** Start of Exercise material **
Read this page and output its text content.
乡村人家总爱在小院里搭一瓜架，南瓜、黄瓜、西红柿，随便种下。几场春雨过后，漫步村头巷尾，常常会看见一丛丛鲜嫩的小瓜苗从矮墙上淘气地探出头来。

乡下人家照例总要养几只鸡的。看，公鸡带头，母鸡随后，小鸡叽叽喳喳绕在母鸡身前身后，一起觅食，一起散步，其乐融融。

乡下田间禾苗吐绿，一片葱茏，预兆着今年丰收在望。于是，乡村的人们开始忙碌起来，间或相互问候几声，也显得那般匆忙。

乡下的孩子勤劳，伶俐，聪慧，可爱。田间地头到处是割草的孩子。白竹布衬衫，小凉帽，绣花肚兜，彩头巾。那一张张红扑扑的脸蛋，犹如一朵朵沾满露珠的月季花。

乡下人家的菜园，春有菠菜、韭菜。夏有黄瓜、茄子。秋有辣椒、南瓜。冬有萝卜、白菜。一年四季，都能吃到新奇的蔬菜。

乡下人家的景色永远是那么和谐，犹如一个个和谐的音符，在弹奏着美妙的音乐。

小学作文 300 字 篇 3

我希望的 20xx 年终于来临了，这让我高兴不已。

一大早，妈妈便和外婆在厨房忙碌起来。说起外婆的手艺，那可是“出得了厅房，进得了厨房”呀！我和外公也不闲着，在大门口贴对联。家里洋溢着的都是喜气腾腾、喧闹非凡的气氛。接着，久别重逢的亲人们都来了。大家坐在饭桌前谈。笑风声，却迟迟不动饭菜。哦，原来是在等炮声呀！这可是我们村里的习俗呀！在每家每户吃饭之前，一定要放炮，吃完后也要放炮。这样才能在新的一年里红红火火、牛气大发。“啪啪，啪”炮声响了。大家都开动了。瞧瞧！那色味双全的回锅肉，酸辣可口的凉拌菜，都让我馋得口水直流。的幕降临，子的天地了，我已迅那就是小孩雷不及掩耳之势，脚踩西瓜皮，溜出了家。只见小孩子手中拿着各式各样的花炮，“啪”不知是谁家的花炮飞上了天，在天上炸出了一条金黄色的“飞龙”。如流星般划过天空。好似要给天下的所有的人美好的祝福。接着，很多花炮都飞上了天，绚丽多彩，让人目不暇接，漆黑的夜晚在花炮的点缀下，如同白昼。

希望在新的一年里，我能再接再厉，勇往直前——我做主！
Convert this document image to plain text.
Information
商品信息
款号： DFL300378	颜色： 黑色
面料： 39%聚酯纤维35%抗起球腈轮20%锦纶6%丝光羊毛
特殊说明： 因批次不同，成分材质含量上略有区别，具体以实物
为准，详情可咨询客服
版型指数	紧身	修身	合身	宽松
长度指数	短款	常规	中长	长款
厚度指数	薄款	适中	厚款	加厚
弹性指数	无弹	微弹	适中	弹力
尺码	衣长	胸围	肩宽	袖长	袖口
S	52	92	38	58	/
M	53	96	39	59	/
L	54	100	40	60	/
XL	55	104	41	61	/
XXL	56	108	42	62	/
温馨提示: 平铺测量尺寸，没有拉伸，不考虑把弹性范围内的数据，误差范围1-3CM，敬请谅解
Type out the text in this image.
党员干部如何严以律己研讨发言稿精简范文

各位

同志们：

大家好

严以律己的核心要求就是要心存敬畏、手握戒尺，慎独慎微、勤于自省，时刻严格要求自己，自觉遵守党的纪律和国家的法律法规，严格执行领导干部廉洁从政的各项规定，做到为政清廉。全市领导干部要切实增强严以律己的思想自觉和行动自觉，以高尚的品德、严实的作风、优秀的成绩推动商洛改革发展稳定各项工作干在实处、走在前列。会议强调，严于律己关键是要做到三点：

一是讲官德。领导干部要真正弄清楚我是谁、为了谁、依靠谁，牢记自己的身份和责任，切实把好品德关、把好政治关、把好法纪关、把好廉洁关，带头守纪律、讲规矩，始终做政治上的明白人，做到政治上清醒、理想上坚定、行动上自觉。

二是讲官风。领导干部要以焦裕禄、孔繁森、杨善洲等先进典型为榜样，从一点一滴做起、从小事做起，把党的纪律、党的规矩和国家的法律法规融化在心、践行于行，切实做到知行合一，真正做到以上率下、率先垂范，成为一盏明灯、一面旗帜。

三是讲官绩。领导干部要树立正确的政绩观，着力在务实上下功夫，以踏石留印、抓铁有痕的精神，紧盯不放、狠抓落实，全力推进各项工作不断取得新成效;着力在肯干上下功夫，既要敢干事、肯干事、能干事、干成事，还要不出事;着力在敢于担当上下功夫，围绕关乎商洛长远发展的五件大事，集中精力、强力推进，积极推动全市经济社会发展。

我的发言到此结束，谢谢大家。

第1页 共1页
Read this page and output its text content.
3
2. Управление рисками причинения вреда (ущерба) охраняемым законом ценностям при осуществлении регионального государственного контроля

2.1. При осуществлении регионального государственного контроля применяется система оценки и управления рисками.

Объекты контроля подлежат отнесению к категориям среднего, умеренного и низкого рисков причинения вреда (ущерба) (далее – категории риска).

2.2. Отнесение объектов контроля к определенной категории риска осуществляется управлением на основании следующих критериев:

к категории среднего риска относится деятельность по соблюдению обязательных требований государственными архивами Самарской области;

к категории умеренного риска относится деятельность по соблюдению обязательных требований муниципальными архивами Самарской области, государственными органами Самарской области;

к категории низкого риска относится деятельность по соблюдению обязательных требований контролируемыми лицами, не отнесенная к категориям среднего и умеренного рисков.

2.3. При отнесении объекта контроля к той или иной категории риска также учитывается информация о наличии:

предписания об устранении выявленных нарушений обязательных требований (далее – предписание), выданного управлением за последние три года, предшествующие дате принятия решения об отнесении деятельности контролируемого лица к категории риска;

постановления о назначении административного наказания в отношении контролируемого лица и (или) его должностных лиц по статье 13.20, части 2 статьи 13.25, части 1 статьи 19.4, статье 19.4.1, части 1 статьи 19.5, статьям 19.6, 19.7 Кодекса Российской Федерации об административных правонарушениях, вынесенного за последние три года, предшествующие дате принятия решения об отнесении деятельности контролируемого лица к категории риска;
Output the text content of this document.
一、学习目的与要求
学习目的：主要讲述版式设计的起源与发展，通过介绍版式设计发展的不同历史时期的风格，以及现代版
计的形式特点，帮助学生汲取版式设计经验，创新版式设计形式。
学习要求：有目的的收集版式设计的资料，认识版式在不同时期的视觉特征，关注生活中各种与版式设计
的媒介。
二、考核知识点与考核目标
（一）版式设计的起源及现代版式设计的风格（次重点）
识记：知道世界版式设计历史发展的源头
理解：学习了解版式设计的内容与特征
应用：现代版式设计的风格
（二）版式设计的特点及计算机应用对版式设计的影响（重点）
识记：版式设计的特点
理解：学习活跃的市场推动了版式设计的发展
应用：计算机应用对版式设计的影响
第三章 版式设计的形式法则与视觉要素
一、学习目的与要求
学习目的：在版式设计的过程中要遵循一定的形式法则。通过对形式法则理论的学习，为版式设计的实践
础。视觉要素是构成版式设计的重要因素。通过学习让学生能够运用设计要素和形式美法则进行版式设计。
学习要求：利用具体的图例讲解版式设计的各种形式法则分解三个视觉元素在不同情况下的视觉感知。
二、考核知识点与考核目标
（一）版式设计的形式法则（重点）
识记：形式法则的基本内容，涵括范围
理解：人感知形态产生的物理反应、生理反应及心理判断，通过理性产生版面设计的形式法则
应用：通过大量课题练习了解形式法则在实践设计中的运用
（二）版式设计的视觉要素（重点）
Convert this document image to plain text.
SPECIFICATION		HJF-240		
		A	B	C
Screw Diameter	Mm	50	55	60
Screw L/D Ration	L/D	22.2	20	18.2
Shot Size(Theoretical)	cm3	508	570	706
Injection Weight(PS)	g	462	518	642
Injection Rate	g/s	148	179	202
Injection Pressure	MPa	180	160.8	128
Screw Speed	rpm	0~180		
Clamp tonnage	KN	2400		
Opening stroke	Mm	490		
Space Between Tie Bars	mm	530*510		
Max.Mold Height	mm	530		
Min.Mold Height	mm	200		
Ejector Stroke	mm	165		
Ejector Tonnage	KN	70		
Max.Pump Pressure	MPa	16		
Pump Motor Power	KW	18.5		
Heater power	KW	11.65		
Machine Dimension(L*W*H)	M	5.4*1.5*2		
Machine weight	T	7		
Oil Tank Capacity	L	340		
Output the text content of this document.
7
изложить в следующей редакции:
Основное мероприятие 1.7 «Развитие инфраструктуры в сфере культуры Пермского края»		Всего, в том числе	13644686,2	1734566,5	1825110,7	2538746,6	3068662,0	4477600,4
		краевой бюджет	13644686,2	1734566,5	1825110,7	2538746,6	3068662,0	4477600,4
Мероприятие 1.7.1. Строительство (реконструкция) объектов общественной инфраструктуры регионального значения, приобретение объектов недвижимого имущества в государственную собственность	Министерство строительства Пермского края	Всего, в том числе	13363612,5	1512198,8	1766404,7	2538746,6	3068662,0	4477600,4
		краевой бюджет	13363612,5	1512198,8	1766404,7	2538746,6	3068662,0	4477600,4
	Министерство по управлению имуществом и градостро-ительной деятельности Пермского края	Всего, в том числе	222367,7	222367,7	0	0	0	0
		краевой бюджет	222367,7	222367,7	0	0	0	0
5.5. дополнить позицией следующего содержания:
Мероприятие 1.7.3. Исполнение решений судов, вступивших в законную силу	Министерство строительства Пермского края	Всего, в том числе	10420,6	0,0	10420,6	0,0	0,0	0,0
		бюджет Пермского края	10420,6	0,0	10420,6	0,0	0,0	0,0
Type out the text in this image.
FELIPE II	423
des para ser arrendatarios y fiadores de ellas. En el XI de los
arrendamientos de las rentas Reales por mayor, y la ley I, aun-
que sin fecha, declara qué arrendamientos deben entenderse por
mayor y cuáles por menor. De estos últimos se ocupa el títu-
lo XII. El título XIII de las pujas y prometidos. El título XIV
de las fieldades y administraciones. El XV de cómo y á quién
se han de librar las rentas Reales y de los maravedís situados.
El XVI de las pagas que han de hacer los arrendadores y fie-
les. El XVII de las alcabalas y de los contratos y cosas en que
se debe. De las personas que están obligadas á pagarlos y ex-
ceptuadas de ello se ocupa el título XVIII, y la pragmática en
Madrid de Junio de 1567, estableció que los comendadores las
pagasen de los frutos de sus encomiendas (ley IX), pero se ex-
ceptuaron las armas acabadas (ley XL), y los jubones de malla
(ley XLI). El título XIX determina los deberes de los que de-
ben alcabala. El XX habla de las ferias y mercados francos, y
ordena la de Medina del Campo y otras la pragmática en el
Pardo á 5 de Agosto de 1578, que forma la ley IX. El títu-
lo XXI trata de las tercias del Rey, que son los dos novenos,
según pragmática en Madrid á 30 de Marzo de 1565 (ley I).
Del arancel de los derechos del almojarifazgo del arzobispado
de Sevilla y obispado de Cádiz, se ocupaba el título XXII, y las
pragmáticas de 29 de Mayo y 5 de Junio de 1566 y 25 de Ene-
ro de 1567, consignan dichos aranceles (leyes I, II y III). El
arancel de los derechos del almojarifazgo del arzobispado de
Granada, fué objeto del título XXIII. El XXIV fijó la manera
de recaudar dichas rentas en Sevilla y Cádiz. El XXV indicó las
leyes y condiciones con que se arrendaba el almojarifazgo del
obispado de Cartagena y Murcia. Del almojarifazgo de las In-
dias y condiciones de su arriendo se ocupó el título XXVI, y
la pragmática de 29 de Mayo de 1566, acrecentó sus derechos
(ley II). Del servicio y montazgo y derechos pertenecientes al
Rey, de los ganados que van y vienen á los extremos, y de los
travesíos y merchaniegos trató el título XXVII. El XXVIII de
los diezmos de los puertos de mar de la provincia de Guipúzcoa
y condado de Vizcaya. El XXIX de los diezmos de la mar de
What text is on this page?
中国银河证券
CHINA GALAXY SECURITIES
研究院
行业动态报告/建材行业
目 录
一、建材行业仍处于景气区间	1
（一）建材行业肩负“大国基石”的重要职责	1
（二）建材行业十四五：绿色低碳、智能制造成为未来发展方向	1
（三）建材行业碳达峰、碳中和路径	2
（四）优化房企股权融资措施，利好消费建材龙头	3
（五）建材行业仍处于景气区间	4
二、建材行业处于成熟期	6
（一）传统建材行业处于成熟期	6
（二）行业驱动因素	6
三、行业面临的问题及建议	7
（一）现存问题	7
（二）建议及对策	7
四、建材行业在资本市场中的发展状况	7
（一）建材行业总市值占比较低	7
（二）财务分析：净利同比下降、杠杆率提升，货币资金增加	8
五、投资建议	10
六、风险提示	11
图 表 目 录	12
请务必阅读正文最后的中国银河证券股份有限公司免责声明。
** End of Exercise material **
### Task directions
Find every line in the records that contains the word "соблюдению"; copy those lines.

### Result
к категории среднего риска относится деятельность по соблюдению обязательных требований государственными архивами Самарской области;
к категории умеренного риска относится деятельность по соблюдению обязательных требований муниципальными архивами Самарской области, государственными органами Самарской области;
к категории низкого риска относится деятельность по соблюдению обязательных требований контролируемыми лицами, не отнесенная к категориям среднего и умеренного рисков.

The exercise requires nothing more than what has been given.